Portanto, aqueles analistas que afirmam, ao arrepio do texto do Decreto, que a
presença dos movimentos sociais tiram o poder de decisão do governo, do parlamento e
do poder público laboram em erro ou acusam de má fé. E o fazem não sem razão. Estão
acostumados a se mover dentro de um tipo de democracia de baixíssima intensidade, de
costas para a sociedade e livre de qualquer controle social.
Valho-me das palavras de um sociólogo e pedagogo da Universidade de Brasília,
Pedro Demo, que considero uma das mentes mais brilhantes e menos aproveitadas de
nosso país. Em sua Introdução à sociologia (2002) diz enfaticamene:”Nossa
democracia é encenação nacional de hipocrisia refinada, repleta de leis “bonitas”, mas
feitas sempre, em última instância, pela elite dominante para que a ela sirva do começo
até o fim. Políitico (com raras exceções) é gente que se caracteriza por ganhar bem,
trabalhar pouco, fazer negociatas, empregar parentes e apaniquados, enriquecer-se às
custas dos cofres públicos e entrar no mercado por cima…Se ligássemos democracia
com justiça social, nossa democracia seria sua própria negação”(p.330.333). Não faz
uma caricatura de nossa democracia mas uma descrição real daquilo que ela sempre foi
em nossa história. Em grande parte possui o caráter de uma farsa,. Hoje chegou, em
alguns aspectos, a níveis de escárnio.
Mas ela pode ser melhorada e enriquecida com a energia acumulada pelos
centenas de movimentos sociais e pela sociedade organizada que estão revitalizando as
bases do país e que não aceitam mais esse tipo de Brasil. Por força da verdade, importa
reconhecer, que, entre acertos e erros, ele ganhou outra configuração a partir do
momento em que outro sujeito histórico, vindo da grande tribulação, chegou à
Presidência da República. Agora esses atores sociais querem completar esta obra de
magnitude histórica com mais participação. E eles têm direito a isso, pois a democracia
é um modo de viver e de organizar a vida social sempre em aberto – democracia sem
fim – no dizer do sociólogo português Boaventura de Souza Santos.
Quem conhece a vasta obra de Norberto Bobbio um dos maiores teóricos da
democracia no século XX, sabe das infindas discussões que cercam este tema, desde do
tempo dos gregos que, por primeiro, a formularam. Mas deixando de lado este exitante
debate, podemos afirmar que o ato de votar não é o ponto de chegada ou o ponto final
da democracia como querem os liberais. É um patamar que permite outros níveis de
realização do verdadeiro sentido de toda a política: realizar o bem comum através da
vontade geral que se expressa por representantes eleitos e pela participação da
sociedade organizada. Dito de outra forma: é criar as condições para o
desenvolvimento integral das capacidades essenciais de todos os membros da
sociedade.
• • • • • • •
§ TAREFA A: No trecho sobre democracia e movimentos sociais, que expressão atribuída a Boaventura de Souza Santos descreve a democracia?
§ TAREFA B: Por favor, dê continuidade ao trecho sobre democracia e participação social, partindo da última frase.
• • • • • • •
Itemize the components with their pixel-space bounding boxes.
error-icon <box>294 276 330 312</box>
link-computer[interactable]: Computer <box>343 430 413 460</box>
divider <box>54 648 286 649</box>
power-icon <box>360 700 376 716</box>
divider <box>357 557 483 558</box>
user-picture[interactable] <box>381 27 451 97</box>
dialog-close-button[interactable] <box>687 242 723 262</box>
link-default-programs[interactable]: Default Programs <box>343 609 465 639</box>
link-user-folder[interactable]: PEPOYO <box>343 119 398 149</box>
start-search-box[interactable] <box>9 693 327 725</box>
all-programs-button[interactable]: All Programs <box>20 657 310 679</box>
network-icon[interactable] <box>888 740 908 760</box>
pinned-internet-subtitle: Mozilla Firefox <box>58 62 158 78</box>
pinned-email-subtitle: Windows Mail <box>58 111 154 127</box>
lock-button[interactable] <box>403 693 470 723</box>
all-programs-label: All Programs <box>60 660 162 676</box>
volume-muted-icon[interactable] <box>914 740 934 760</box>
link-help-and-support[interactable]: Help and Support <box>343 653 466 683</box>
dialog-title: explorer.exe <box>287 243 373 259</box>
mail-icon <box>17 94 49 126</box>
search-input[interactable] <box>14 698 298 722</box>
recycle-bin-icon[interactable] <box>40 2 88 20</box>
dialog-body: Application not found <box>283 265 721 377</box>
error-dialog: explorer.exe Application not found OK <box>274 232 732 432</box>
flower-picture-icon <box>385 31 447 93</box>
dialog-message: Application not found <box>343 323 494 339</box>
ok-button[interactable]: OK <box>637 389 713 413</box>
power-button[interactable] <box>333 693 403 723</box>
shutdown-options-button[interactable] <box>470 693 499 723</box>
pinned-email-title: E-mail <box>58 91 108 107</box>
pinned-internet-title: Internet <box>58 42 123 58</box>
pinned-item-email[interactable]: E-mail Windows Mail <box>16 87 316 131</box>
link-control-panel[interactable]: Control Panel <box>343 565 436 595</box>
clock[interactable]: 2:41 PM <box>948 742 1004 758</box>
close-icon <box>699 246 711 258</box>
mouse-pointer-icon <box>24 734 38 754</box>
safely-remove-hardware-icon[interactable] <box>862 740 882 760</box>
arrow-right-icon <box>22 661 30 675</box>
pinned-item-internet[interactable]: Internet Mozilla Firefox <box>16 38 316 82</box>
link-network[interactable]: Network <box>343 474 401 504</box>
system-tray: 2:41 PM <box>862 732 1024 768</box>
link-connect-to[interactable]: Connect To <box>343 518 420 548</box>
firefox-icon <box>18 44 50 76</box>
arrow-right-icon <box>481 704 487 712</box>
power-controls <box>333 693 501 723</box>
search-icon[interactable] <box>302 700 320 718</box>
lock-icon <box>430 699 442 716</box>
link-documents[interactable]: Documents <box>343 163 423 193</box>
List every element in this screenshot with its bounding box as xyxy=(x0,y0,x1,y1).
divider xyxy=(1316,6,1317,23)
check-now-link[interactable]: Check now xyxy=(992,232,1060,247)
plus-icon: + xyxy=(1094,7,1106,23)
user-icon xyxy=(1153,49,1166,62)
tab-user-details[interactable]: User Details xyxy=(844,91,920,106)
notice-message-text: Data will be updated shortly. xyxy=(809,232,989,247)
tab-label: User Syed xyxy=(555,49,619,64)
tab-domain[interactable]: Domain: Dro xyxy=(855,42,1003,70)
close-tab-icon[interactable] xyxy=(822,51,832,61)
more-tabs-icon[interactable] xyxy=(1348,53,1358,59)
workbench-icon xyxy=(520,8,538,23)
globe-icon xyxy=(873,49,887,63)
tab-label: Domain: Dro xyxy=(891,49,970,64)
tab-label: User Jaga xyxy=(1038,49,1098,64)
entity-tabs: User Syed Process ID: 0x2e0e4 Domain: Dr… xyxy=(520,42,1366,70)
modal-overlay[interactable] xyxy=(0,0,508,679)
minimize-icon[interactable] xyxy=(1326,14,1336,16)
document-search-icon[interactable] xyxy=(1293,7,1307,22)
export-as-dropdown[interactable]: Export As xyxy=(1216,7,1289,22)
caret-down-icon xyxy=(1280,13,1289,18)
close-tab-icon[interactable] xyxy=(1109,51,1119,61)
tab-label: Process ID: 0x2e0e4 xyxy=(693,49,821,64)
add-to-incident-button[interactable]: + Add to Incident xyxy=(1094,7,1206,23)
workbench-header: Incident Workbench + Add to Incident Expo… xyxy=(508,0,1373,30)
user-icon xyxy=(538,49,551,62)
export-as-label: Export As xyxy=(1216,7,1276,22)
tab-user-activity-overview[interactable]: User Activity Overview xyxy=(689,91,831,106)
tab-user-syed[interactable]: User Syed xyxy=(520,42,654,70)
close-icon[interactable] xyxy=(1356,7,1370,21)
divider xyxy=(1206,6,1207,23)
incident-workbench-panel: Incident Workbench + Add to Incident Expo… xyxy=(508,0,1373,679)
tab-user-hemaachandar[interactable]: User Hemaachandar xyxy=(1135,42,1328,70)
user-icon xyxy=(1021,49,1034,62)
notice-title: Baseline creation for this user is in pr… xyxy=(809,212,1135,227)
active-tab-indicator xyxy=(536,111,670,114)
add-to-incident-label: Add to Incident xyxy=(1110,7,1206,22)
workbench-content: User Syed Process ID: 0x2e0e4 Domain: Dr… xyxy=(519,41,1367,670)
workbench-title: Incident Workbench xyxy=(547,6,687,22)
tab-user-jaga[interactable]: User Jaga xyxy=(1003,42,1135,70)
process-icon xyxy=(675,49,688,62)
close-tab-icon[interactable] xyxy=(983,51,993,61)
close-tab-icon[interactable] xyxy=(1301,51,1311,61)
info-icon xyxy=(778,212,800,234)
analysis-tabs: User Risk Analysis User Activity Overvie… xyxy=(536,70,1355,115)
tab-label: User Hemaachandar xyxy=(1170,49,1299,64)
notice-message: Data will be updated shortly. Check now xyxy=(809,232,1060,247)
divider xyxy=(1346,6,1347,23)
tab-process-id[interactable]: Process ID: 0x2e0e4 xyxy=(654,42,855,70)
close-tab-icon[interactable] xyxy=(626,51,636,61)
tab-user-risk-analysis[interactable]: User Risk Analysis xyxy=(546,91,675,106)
• • • • • • •
§ CAMPO DE RESPOSTA A: Democracia sem fim.

§ CAMPO DE RESPOSTA B:
Isso no pensar de Bobbio - simplificando uma complexa discussão – se viabiliza
através da democracia formal e da democracia substancial. A formal se constitui por
um conjunto de regras, comportamentos eprocedimentos para chegar a decisões
políticas
por parte do governo e dos representantes eleitos. Como se depreende,
estabelecem-se regras como alcançar a decisões políticas mas não define o que decidir.
É aqui que entra a democracia substancial. Ela determina certos conjuntos de fins,
principalmente o pressuposto de toda a democracia: a igualdade de todos perante a lei, a
busca comum do bem comum, a justiça social, o combate aos privilégios e a todo tipo
de corrupção e não em último lugar a preservação das bases ecológicas que sustentam a
vida sobre a Terra e o futuro da civilização humana.
Os movimentos sociais e a sociedade organizada, devido à
gravidade da
situação global do sistema-vida e do sistema-Terra e na busca de um caminho melhor
para o Brasil e para o mundo querem oferecer a sua ciência, as experiências feitas, seus
inventos, suas formas próprias de produzir, distribuir e consumir, em fim, tudo aquilo
quepossa contribuir na invenção de outro tipo de Brasil no qual tudos possam caber, a
natureza inteira incluída.
Uma democracia que se nega a esta colaboração é uma democracia que se volta
contra o povo e, no termo, contra a vida. Daí a importância de secundarmos o Decreto
presidencial sobre a Política Nacional de Participação Social, tão irrefutavelmente
explicada em entrevista na TV e em O Gl0bo (16 /6/2014) pelo Ministro-chefe da
Secretaria Geral da Presidência Gilberto Carvalho.